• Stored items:
--- BEGIN ---

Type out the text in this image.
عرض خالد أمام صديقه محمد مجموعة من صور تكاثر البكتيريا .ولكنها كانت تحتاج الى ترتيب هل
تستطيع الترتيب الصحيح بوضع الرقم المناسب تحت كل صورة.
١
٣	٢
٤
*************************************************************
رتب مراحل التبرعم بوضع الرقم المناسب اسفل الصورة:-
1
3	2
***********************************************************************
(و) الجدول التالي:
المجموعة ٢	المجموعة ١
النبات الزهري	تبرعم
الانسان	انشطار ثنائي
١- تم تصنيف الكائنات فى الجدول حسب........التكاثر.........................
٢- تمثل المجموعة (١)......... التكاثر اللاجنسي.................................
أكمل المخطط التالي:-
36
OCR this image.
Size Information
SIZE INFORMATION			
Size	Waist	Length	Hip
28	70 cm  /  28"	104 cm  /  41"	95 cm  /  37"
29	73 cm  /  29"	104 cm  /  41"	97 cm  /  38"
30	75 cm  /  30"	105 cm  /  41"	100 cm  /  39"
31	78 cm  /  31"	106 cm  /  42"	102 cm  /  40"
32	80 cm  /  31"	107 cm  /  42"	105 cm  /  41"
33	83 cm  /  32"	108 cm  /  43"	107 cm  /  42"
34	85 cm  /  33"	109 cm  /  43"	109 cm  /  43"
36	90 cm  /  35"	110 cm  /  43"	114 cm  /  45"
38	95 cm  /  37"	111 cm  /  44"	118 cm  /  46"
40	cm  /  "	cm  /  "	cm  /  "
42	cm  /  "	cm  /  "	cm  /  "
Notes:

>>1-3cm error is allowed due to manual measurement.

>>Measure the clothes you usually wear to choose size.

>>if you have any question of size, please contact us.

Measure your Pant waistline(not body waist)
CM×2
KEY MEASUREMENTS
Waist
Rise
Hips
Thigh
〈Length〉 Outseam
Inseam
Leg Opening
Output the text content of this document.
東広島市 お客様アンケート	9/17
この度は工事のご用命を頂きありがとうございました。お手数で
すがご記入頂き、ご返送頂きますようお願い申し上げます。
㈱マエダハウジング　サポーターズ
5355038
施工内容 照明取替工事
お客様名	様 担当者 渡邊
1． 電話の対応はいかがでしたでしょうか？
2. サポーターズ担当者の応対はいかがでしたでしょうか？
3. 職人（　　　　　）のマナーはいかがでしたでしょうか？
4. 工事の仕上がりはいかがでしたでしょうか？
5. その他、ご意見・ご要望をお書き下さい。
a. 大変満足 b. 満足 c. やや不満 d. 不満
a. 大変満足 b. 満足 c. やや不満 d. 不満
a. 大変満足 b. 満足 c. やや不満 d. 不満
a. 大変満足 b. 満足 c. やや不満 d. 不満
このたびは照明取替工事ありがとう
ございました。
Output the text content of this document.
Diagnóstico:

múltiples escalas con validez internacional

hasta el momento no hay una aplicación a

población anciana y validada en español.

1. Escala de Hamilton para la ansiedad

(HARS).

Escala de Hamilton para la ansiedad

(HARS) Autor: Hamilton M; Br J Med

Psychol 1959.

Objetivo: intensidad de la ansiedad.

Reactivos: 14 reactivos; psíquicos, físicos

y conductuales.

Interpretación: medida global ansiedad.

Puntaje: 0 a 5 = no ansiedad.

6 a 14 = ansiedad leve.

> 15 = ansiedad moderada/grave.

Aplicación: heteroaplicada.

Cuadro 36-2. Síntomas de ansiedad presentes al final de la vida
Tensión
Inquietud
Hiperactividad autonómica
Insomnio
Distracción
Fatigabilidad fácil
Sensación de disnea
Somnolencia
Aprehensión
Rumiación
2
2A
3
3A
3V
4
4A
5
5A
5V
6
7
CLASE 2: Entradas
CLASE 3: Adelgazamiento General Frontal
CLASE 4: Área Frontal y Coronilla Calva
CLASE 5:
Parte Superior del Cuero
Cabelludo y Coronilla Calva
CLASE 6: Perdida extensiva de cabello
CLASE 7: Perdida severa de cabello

--- END ---

• Problem statement: Can you give every line above again, exactly as written?

• Task output:
Type out the text in this image.
عرض خالد أمام صديقه محمد مجموعة من صور تكاثر البكتيريا .ولكنها كانت تحتاج الى ترتيب هل
تستطيع الترتيب الصحيح بوضع الرقم المناسب تحت كل صورة.
١
٣	٢
٤
*************************************************************
رتب مراحل التبرعم بوضع الرقم المناسب اسفل الصورة:-
1
3	2
***********************************************************************
(و) الجدول التالي:
المجموعة ٢	المجموعة ١
النبات الزهري	تبرعم
الانسان	انشطار ثنائي
١- تم تصنيف الكائنات فى الجدول حسب........التكاثر.........................
٢- تمثل المجموعة (١)......... التكاثر اللاجنسي.................................
أكمل المخطط التالي:-
36
OCR this image.
Size Information
SIZE INFORMATION			
Size	Waist	Length	Hip
28	70 cm  /  28"	104 cm  /  41"	95 cm  /  37"
29	73 cm  /  29"	104 cm  /  41"	97 cm  /  38"
30	75 cm  /  30"	105 cm  /  41"	100 cm  /  39"
31	78 cm  /  31"	106 cm  /  42"	102 cm  /  40"
32	80 cm  /  31"	107 cm  /  42"	105 cm  /  41"
33	83 cm  /  32"	108 cm  /  43"	107 cm  /  42"
34	85 cm  /  33"	109 cm  /  43"	109 cm  /  43"
36	90 cm  /  35"	110 cm  /  43"	114 cm  /  45"
38	95 cm  /  37"	111 cm  /  44"	118 cm  /  46"
40	cm  /  "	cm  /  "	cm  /  "
42	cm  /  "	cm  /  "	cm  /  "
Notes:

>>1-3cm error is allowed due to manual measurement.

>>Measure the clothes you usually wear to choose size.

>>if you have any question of size, please contact us.

Measure your Pant waistline(not body waist)
CM×2
KEY MEASUREMENTS
Waist
Rise
Hips
Thigh
〈Length〉 Outseam
Inseam
Leg Opening
Output the text content of this document.
東広島市 お客様アンケート	9/17
この度は工事のご用命を頂きありがとうございました。お手数で
すがご記入頂き、ご返送頂きますようお願い申し上げます。
㈱マエダハウジング　サポーターズ
5355038
施工内容 照明取替工事
お客様名	様 担当者 渡邊
1． 電話の対応はいかがでしたでしょうか？
2. サポーターズ担当者の応対はいかがでしたでしょうか？
3. 職人（　　　　　）のマナーはいかがでしたでしょうか？
4. 工事の仕上がりはいかがでしたでしょうか？
5. その他、ご意見・ご要望をお書き下さい。
a. 大変満足 b. 満足 c. やや不満 d. 不満
a. 大変満足 b. 満足 c. やや不満 d. 不満
a. 大変満足 b. 満足 c. やや不満 d. 不満
a. 大変満足 b. 満足 c. やや不満 d. 不満
このたびは照明取替工事ありがとう
ございました。
Output the text content of this document.
Diagnóstico:

múltiples escalas con validez internacional

hasta el momento no hay una aplicación a

población anciana y validada en español.

1. Escala de Hamilton para la ansiedad

(HARS).

Escala de Hamilton para la ansiedad

(HARS) Autor: Hamilton M; Br J Med

Psychol 1959.

Objetivo: intensidad de la ansiedad.

Reactivos: 14 reactivos; psíquicos, físicos

y conductuales.

Interpretación: medida global ansiedad.

Puntaje: 0 a 5 = no ansiedad.

6 a 14 = ansiedad leve.

> 15 = ansiedad moderada/grave.

Aplicación: heteroaplicada.

Cuadro 36-2. Síntomas de ansiedad presentes al final de la vida
Tensión
Inquietud
Hiperactividad autonómica
Insomnio
Distracción
Fatigabilidad fácil
Sensación de disnea
Somnolencia
Aprehensión
Rumiación
2
2A
3
3A
3V
4
4A
5
5A
5V
6
7
CLASE 2: Entradas
CLASE 3: Adelgazamiento General Frontal
CLASE 4: Área Frontal y Coronilla Calva
CLASE 5:
Parte Superior del Cuero
Cabelludo y Coronilla Calva
CLASE 6: Perdida extensiva de cabello
CLASE 7: Perdida severa de cabello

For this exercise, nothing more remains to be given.